_取り組む内容_
車両保険の見直しについての原文によると、エコノミータイプで補償されないのは車がどのような原因で破損した場合ですか？

_原文_
車両保険 見直し

車両保険を見直す。

自動車保険の保険料を安くしようとしたときに、真っ先に車両保険を外すことを考える方も少なくないと思います。
車両保険は保険対象となる車両の時価評価額に応じて支払われるので、保険をそのまま継続して支払っていると、いざ支払いという時になって、思いのほか支払額が少なくなっていることがあります。コストと補償のバランスが崩れやすい保険でもあるのです。中古車を購入する方は最初から車両保険には入らないという方がほとんどでしょう。
それでいて高額な保険で、車両保険が有ると無いとでは倍ほども保険料が変わってきてしまうこともあります。

それでは車両保険など必要ないと簡単に言い切れるかというと、そうではありません。実際に車対車で事故を起こしたときに、車両保険は頼りになる保険でもあります。その理由は過失度合いが決定する前に、先行支払いを受けられるからです。
倍賞は過失割合によって賠償する額が決定します。たとえばこちらの過失が4割だったとすると、車の修理代もこちらが負担するのは4割だけでよく、残りの6割は相手の対物賠償で支払われます。ところが示談交渉の大半はこの過失割合でもめるのです。過失割合が決定しなければ保険金は支払われません。その前に車の修理が終わると、修理代の請求が来てしまい、一時的であれ、それを全額負担しなければなりません。そうした場合に、車両保険は過失割合に関係なく先行で支払われるため、負担が軽くなるのです。

では、車両保険を残したまま保険料を安くするには、どうしたらいいのでしょうか?
車両保険には補償範囲の広い一般タイプと、補償範囲を限定して保険料を抑えたエコノミータイプがあります。一般タイプでは車が破損した場合のほぼすべての状況で補償が受けられますが、エコノミータイプでは単独事故と当て逃げで車が破損した場合は補償されません。
さらに車対車タイプというものもあって、エコノミータイプよりもさらに保険料は安くなりますが、盗難や自然災害による補償も受けられなくなります。
車両保険を見直すのなら、自動車保険の更新時に、保険会社に自分の車の評価額を再算出してもらい、コストと補償のバランスを見極めながら、車両保険のタイプを乗り換えていく方法をお薦めします。目安としては、車種や保険会社による違いもありますが、新車購入から5年経過しているのなら、エコノミータイプのほうがバランスがとれるかもしれません。

ほかにも、免責金額を設定することで車両保険を安くする方法もあります。これはたとえば免責金額を10万円に設定した場合、10万円以下の修理代は支払われないという契約方法です。修理代に40万円かかった場合でも、10万円を差し引いた30万円だけ支払われます。
車両保険を請求するとノンフリート等級が下がって保険料が高くなるため、修理代が安く済む場合は、あえて車両保険を請求せず、自費負担で済ましてしまうこともあります。これを前提とするならば、車両保険に免責金額を設ける方法は魅力があります。

_提供データ_

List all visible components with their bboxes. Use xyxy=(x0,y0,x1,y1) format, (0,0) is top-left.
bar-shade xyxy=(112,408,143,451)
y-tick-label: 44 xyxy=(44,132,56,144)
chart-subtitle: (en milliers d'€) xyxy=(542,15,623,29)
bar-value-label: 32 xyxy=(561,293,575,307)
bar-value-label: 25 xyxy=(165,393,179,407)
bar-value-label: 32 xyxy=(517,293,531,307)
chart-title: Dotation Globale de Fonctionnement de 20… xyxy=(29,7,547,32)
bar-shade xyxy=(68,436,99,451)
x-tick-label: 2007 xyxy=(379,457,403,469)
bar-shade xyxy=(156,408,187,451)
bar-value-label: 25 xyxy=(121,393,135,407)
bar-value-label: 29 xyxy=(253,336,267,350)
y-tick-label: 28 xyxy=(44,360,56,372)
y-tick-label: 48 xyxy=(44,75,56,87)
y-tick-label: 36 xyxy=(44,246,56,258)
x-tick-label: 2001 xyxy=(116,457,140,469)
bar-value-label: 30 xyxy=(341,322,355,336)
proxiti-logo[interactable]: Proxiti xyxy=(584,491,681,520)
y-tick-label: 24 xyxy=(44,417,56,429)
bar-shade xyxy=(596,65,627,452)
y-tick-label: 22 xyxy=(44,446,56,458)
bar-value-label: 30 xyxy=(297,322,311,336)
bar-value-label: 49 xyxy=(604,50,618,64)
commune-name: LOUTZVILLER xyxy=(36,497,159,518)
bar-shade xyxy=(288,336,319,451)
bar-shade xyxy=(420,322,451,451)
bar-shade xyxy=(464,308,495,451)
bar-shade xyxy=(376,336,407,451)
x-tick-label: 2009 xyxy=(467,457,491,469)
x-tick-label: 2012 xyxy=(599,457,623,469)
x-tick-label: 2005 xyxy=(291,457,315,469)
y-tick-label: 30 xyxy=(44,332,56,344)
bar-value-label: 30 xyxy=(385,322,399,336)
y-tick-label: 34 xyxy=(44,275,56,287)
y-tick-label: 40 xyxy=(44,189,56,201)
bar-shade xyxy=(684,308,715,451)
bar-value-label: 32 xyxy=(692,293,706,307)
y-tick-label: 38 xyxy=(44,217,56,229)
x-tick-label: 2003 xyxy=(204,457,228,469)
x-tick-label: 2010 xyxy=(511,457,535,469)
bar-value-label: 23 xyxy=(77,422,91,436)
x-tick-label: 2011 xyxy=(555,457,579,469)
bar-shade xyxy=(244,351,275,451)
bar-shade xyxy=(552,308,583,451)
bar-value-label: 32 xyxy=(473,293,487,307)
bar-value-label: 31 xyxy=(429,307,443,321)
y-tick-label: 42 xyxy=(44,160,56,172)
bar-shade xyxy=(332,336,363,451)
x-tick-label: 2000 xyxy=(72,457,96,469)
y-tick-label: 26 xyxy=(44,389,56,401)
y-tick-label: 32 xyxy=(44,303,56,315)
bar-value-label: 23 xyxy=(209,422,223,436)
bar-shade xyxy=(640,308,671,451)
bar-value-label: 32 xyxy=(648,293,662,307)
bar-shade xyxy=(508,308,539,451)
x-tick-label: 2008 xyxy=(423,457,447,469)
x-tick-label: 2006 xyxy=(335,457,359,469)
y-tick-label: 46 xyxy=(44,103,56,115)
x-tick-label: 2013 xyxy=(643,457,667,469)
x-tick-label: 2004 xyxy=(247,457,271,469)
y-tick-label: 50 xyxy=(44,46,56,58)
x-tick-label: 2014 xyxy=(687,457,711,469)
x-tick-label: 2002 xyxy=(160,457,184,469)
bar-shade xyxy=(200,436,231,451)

_期待される回答_
単独事故と当て逃げで車が破損した場合です。